Material to process:
- - - - - - -

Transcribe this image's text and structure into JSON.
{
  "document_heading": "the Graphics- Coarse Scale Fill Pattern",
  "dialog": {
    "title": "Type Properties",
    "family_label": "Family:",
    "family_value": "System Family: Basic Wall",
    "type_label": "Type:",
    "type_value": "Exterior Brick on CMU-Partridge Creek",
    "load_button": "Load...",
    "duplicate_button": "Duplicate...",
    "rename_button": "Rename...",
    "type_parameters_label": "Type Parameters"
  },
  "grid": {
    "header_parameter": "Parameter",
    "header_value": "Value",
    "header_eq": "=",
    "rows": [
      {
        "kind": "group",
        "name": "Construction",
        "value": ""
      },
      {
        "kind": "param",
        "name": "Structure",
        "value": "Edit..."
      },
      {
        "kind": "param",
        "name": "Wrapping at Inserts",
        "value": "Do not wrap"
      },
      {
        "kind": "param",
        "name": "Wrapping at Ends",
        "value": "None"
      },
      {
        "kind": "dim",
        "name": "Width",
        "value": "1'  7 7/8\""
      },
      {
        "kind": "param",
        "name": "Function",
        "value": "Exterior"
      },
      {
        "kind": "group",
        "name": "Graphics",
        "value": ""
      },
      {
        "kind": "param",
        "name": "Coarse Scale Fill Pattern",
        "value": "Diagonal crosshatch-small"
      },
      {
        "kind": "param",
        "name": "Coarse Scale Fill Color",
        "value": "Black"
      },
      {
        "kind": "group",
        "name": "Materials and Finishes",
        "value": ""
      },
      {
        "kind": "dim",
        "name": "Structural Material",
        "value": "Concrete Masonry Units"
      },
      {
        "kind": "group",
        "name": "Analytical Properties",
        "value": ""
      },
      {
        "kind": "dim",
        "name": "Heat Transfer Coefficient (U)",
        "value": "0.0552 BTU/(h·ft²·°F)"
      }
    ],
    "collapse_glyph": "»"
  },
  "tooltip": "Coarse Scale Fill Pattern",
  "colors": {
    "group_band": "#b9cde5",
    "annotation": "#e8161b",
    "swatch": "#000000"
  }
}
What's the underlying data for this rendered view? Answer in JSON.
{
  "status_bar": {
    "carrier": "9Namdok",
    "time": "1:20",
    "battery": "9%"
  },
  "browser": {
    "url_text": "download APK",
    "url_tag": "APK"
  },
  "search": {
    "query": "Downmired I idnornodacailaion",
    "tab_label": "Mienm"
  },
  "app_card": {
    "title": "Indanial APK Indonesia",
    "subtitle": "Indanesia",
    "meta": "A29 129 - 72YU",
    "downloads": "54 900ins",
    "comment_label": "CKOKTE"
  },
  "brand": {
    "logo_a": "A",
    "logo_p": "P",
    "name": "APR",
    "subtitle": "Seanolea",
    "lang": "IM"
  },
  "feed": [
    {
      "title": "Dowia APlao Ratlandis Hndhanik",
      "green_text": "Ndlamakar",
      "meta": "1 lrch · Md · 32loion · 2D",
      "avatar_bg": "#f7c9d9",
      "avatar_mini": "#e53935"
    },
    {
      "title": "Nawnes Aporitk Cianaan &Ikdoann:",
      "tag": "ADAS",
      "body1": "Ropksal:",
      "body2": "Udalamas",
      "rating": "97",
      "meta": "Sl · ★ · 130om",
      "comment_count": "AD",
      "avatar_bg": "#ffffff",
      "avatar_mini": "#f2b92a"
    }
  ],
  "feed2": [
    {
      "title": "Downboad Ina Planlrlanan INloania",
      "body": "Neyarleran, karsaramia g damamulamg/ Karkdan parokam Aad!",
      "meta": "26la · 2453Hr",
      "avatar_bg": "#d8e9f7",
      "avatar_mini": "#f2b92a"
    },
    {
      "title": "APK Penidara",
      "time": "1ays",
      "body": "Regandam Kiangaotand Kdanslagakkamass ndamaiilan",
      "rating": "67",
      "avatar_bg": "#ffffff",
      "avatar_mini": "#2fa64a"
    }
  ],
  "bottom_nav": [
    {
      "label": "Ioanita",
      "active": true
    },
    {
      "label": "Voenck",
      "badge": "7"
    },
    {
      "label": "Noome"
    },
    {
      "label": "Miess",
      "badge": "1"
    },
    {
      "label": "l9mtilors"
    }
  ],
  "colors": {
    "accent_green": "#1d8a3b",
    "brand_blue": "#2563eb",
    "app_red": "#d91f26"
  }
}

- - - - - - -

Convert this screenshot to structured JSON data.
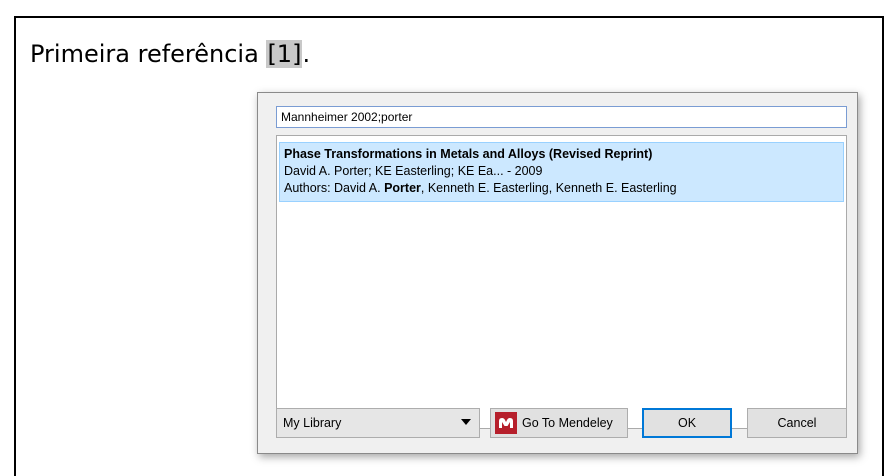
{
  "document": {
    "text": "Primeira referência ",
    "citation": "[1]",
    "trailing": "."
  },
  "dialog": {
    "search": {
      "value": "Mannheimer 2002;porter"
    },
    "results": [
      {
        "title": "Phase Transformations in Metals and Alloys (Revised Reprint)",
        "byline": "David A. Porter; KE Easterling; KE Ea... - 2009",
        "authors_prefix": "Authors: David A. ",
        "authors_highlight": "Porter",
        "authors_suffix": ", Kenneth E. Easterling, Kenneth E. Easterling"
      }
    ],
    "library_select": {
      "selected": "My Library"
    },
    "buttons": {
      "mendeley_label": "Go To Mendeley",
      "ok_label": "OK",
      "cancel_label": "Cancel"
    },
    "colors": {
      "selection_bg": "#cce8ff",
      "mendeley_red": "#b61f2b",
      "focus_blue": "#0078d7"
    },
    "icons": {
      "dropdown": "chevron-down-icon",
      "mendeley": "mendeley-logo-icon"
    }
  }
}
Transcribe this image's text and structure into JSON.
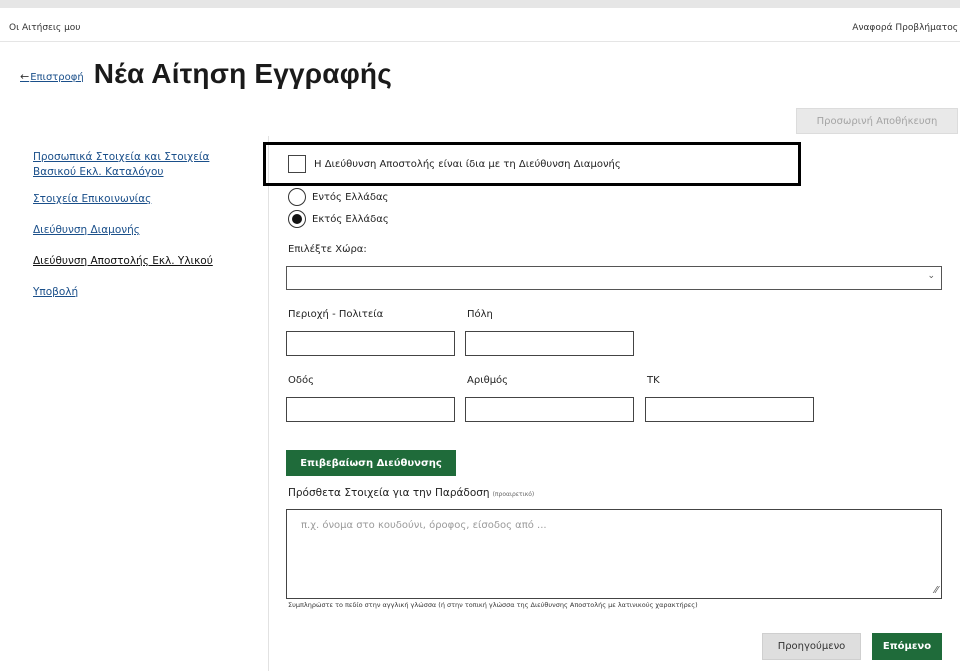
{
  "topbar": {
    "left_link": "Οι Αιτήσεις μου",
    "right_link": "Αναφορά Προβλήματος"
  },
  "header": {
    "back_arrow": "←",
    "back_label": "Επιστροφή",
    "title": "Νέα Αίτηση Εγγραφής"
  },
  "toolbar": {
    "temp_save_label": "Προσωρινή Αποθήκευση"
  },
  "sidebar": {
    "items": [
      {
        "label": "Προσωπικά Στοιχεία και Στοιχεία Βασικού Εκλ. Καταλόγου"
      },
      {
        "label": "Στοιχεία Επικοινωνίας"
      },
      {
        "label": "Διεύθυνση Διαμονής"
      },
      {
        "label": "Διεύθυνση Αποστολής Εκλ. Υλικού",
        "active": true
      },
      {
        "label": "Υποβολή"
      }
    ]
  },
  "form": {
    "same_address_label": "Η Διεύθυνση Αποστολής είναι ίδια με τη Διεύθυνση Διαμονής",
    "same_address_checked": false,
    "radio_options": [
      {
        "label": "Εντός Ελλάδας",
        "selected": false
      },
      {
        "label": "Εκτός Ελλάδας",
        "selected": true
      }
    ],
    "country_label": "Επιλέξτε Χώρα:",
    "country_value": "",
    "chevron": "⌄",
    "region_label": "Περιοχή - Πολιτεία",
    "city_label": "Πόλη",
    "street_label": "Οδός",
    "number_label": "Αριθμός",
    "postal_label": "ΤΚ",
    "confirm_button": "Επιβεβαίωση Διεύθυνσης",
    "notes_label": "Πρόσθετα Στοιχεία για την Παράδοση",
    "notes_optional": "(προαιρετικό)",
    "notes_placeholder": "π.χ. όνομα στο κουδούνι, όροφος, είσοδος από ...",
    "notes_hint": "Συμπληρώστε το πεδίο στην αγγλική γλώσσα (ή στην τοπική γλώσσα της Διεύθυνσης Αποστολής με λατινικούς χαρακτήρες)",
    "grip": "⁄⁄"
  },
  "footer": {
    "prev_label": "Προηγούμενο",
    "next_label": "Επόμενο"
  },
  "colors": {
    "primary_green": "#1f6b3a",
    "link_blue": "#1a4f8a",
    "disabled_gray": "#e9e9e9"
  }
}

- - - - - - -

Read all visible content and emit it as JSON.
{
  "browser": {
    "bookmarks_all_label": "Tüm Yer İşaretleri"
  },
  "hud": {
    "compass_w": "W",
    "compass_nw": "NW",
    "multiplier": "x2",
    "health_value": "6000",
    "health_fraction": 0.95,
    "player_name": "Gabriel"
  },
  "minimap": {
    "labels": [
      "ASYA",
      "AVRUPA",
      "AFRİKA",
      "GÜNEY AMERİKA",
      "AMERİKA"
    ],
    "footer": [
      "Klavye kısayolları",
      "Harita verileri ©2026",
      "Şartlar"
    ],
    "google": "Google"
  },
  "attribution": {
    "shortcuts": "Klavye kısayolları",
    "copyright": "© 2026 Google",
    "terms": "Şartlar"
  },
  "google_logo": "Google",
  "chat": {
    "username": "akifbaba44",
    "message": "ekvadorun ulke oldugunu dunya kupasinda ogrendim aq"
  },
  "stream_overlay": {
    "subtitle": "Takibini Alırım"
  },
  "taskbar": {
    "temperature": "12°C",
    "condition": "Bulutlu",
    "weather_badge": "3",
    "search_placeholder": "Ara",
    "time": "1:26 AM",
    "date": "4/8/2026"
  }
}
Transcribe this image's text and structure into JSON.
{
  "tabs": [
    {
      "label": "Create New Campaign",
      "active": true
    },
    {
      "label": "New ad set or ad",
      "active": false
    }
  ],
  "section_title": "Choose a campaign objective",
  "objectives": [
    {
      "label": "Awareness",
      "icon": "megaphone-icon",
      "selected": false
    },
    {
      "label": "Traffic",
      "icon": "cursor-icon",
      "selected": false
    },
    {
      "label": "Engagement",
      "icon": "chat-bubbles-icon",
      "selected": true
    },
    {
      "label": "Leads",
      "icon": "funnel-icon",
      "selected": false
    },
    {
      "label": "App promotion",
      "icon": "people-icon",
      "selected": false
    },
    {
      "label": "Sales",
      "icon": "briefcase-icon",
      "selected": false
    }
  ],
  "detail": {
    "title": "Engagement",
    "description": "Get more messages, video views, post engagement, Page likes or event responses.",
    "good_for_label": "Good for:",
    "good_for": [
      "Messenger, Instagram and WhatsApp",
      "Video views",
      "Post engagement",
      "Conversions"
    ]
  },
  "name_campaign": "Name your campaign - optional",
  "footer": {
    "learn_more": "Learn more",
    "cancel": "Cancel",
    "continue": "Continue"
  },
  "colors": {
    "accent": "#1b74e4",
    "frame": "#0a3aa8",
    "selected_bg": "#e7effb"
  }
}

- - - - - - -

What you are asked to do:
Gather each line in the data that holds the string "Scale".

The solution:
  "document_heading": "the Graphics- Coarse Scale Fill Pattern",
        "name": "Coarse Scale Fill Pattern",
        "name": "Coarse Scale Fill Color",
  "tooltip": "Coarse Scale Fill Pattern",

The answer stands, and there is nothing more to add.